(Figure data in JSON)
>>>>
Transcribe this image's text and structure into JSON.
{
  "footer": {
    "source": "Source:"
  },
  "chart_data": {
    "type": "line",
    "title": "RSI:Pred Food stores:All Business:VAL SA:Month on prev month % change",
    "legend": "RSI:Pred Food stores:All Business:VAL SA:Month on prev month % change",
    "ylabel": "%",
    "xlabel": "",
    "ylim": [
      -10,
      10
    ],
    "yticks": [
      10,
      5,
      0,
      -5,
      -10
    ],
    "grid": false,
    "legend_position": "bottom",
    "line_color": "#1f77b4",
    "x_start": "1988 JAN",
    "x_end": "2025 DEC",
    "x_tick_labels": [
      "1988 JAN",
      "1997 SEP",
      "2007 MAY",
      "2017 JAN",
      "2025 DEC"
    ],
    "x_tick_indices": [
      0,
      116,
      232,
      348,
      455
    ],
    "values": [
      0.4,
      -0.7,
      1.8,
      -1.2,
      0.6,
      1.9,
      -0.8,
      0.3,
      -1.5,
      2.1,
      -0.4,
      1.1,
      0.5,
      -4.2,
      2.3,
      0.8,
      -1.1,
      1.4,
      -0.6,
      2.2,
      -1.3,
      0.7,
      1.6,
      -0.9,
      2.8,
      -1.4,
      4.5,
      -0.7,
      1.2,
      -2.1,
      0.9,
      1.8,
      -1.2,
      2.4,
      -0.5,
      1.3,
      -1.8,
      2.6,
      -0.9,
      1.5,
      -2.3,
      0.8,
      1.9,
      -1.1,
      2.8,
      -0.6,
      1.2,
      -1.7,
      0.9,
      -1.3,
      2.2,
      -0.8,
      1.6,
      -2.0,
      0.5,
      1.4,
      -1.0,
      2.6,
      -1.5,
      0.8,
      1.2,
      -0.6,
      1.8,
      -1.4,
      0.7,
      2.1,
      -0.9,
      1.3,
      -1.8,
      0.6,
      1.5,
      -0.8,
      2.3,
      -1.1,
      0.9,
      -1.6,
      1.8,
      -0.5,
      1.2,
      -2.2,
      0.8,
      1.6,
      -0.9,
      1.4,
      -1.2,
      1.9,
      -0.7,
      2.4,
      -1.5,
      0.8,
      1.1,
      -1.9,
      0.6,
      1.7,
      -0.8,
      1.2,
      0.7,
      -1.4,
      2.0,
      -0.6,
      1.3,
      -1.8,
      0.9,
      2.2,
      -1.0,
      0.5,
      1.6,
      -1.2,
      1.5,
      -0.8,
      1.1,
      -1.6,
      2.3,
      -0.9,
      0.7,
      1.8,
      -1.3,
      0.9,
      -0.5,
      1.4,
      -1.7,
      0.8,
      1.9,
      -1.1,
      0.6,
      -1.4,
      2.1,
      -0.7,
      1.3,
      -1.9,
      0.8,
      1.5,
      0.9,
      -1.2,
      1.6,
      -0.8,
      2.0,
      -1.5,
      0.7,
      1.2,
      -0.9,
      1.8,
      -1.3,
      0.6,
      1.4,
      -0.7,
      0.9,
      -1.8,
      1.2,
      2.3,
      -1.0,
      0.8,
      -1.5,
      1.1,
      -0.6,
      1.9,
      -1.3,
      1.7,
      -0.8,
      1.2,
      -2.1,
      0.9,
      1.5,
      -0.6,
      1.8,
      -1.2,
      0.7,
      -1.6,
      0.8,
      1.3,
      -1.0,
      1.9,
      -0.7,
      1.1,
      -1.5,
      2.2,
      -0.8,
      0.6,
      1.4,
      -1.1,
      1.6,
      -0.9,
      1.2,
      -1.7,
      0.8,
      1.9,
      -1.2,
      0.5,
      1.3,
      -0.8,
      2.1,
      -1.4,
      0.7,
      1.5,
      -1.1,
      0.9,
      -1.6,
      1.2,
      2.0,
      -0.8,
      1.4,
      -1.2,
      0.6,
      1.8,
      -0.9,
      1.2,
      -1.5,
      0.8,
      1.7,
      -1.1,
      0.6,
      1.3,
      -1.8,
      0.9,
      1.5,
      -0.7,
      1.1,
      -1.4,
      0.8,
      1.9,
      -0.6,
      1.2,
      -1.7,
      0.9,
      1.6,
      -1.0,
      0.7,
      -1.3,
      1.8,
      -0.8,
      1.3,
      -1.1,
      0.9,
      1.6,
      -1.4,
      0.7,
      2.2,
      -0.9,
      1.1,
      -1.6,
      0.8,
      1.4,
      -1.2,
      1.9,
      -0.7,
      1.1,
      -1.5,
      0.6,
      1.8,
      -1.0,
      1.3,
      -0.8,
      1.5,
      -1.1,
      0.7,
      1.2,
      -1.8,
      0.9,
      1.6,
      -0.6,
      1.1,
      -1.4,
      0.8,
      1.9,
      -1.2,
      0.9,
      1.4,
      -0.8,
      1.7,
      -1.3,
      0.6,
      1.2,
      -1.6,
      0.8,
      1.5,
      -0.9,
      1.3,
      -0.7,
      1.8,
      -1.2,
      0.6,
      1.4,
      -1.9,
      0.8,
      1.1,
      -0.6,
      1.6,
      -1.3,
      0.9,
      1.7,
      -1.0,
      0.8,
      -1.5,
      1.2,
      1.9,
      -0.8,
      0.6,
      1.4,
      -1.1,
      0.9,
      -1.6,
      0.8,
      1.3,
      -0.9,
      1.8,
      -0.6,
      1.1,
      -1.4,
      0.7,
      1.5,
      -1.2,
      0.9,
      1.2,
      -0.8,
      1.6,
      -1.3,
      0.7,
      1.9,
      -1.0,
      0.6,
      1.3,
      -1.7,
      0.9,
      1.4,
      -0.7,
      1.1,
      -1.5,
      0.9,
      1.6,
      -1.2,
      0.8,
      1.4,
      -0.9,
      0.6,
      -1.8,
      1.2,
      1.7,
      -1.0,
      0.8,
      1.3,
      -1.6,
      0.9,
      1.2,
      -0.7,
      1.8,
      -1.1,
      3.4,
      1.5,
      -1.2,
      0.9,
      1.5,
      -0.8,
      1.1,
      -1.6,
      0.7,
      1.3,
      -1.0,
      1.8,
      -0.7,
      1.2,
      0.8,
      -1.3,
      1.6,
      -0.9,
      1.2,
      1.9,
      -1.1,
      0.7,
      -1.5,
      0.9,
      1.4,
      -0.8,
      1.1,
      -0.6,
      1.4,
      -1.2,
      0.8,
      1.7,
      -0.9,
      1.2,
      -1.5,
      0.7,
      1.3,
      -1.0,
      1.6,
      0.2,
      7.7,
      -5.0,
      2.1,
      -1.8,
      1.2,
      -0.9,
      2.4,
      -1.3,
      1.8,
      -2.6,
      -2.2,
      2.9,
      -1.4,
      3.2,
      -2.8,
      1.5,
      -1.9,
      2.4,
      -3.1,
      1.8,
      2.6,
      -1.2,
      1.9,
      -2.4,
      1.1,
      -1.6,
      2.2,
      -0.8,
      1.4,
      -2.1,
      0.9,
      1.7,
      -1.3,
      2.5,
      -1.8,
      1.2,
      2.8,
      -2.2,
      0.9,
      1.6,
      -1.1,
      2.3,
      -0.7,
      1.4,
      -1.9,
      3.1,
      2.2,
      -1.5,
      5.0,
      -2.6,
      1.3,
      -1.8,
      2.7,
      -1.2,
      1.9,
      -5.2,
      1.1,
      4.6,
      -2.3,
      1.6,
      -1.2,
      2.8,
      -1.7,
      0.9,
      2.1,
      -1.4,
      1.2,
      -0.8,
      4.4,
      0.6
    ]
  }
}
<<<<
**EXERCISE GOAL**
Repeat the material word for word, in full.

**WRITTEN SOLUTION**
Transcribe this image's text and structure into JSON.
{
  "footer": {
    "source": "Source:"
  },
  "chart_data": {
    "type": "line",
    "title": "RSI:Pred Food stores:All Business:VAL SA:Month on prev month % change",
    "legend": "RSI:Pred Food stores:All Business:VAL SA:Month on prev month % change",
    "ylabel": "%",
    "xlabel": "",
    "ylim": [
      -10,
      10
    ],
    "yticks": [
      10,
      5,
      0,
      -5,
      -10
    ],
    "grid": false,
    "legend_position": "bottom",
    "line_color": "#1f77b4",
    "x_start": "1988 JAN",
    "x_end": "2025 DEC",
    "x_tick_labels": [
      "1988 JAN",
      "1997 SEP",
      "2007 MAY",
      "2017 JAN",
      "2025 DEC"
    ],
    "x_tick_indices": [
      0,
      116,
      232,
      348,
      455
    ],
    "values": [
      0.4,
      -0.7,
      1.8,
      -1.2,
      0.6,
      1.9,
      -0.8,
      0.3,
      -1.5,
      2.1,
      -0.4,
      1.1,
      0.5,
      -4.2,
      2.3,
      0.8,
      -1.1,
      1.4,
      -0.6,
      2.2,
      -1.3,
      0.7,
      1.6,
      -0.9,
      2.8,
      -1.4,
      4.5,
      -0.7,
      1.2,
      -2.1,
      0.9,
      1.8,
      -1.2,
      2.4,
      -0.5,
      1.3,
      -1.8,
      2.6,
      -0.9,
      1.5,
      -2.3,
      0.8,
      1.9,
      -1.1,
      2.8,
      -0.6,
      1.2,
      -1.7,
      0.9,
      -1.3,
      2.2,
      -0.8,
      1.6,
      -2.0,
      0.5,
      1.4,
      -1.0,
      2.6,
      -1.5,
      0.8,
      1.2,
      -0.6,
      1.8,
      -1.4,
      0.7,
      2.1,
      -0.9,
      1.3,
      -1.8,
      0.6,
      1.5,
      -0.8,
      2.3,
      -1.1,
      0.9,
      -1.6,
      1.8,
      -0.5,
      1.2,
      -2.2,
      0.8,
      1.6,
      -0.9,
      1.4,
      -1.2,
      1.9,
      -0.7,
      2.4,
      -1.5,
      0.8,
      1.1,
      -1.9,
      0.6,
      1.7,
      -0.8,
      1.2,
      0.7,
      -1.4,
      2.0,
      -0.6,
      1.3,
      -1.8,
      0.9,
      2.2,
      -1.0,
      0.5,
      1.6,
      -1.2,
      1.5,
      -0.8,
      1.1,
      -1.6,
      2.3,
      -0.9,
      0.7,
      1.8,
      -1.3,
      0.9,
      -0.5,
      1.4,
      -1.7,
      0.8,
      1.9,
      -1.1,
      0.6,
      -1.4,
      2.1,
      -0.7,
      1.3,
      -1.9,
      0.8,
      1.5,
      0.9,
      -1.2,
      1.6,
      -0.8,
      2.0,
      -1.5,
      0.7,
      1.2,
      -0.9,
      1.8,
      -1.3,
      0.6,
      1.4,
      -0.7,
      0.9,
      -1.8,
      1.2,
      2.3,
      -1.0,
      0.8,
      -1.5,
      1.1,
      -0.6,
      1.9,
      -1.3,
      1.7,
      -0.8,
      1.2,
      -2.1,
      0.9,
      1.5,
      -0.6,
      1.8,
      -1.2,
      0.7,
      -1.6,
      0.8,
      1.3,
      -1.0,
      1.9,
      -0.7,
      1.1,
      -1.5,
      2.2,
      -0.8,
      0.6,
      1.4,
      -1.1,
      1.6,
      -0.9,
      1.2,
      -1.7,
      0.8,
      1.9,
      -1.2,
      0.5,
      1.3,
      -0.8,
      2.1,
      -1.4,
      0.7,
      1.5,
      -1.1,
      0.9,
      -1.6,
      1.2,
      2.0,
      -0.8,
      1.4,
      -1.2,
      0.6,
      1.8,
      -0.9,
      1.2,
      -1.5,
      0.8,
      1.7,
      -1.1,
      0.6,
      1.3,
      -1.8,
      0.9,
      1.5,
      -0.7,
      1.1,
      -1.4,
      0.8,
      1.9,
      -0.6,
      1.2,
      -1.7,
      0.9,
      1.6,
      -1.0,
      0.7,
      -1.3,
      1.8,
      -0.8,
      1.3,
      -1.1,
      0.9,
      1.6,
      -1.4,
      0.7,
      2.2,
      -0.9,
      1.1,
      -1.6,
      0.8,
      1.4,
      -1.2,
      1.9,
      -0.7,
      1.1,
      -1.5,
      0.6,
      1.8,
      -1.0,
      1.3,
      -0.8,
      1.5,
      -1.1,
      0.7,
      1.2,
      -1.8,
      0.9,
      1.6,
      -0.6,
      1.1,
      -1.4,
      0.8,
      1.9,
      -1.2,
      0.9,
      1.4,
      -0.8,
      1.7,
      -1.3,
      0.6,
      1.2,
      -1.6,
      0.8,
      1.5,
      -0.9,
      1.3,
      -0.7,
      1.8,
      -1.2,
      0.6,
      1.4,
      -1.9,
      0.8,
      1.1,
      -0.6,
      1.6,
      -1.3,
      0.9,
      1.7,
      -1.0,
      0.8,
      -1.5,
      1.2,
      1.9,
      -0.8,
      0.6,
      1.4,
      -1.1,
      0.9,
      -1.6,
      0.8,
      1.3,
      -0.9,
      1.8,
      -0.6,
      1.1,
      -1.4,
      0.7,
      1.5,
      -1.2,
      0.9,
      1.2,
      -0.8,
      1.6,
      -1.3,
      0.7,
      1.9,
      -1.0,
      0.6,
      1.3,
      -1.7,
      0.9,
      1.4,
      -0.7,
      1.1,
      -1.5,
      0.9,
      1.6,
      -1.2,
      0.8,
      1.4,
      -0.9,
      0.6,
      -1.8,
      1.2,
      1.7,
      -1.0,
      0.8,
      1.3,
      -1.6,
      0.9,
      1.2,
      -0.7,
      1.8,
      -1.1,
      3.4,
      1.5,
      -1.2,
      0.9,
      1.5,
      -0.8,
      1.1,
      -1.6,
      0.7,
      1.3,
      -1.0,
      1.8,
      -0.7,
      1.2,
      0.8,
      -1.3,
      1.6,
      -0.9,
      1.2,
      1.9,
      -1.1,
      0.7,
      -1.5,
      0.9,
      1.4,
      -0.8,
      1.1,
      -0.6,
      1.4,
      -1.2,
      0.8,
      1.7,
      -0.9,
      1.2,
      -1.5,
      0.7,
      1.3,
      -1.0,
      1.6,
      0.2,
      7.7,
      -5.0,
      2.1,
      -1.8,
      1.2,
      -0.9,
      2.4,
      -1.3,
      1.8,
      -2.6,
      -2.2,
      2.9,
      -1.4,
      3.2,
      -2.8,
      1.5,
      -1.9,
      2.4,
      -3.1,
      1.8,
      2.6,
      -1.2,
      1.9,
      -2.4,
      1.1,
      -1.6,
      2.2,
      -0.8,
      1.4,
      -2.1,
      0.9,
      1.7,
      -1.3,
      2.5,
      -1.8,
      1.2,
      2.8,
      -2.2,
      0.9,
      1.6,
      -1.1,
      2.3,
      -0.7,
      1.4,
      -1.9,
      3.1,
      2.2,
      -1.5,
      5.0,
      -2.6,
      1.3,
      -1.8,
      2.7,
      -1.2,
      1.9,
      -5.2,
      1.1,
      4.6,
      -2.3,
      1.6,
      -1.2,
      2.8,
      -1.7,
      0.9,
      2.1,
      -1.4,
      1.2,
      -0.8,
      4.4,
      0.6
    ]
  }
}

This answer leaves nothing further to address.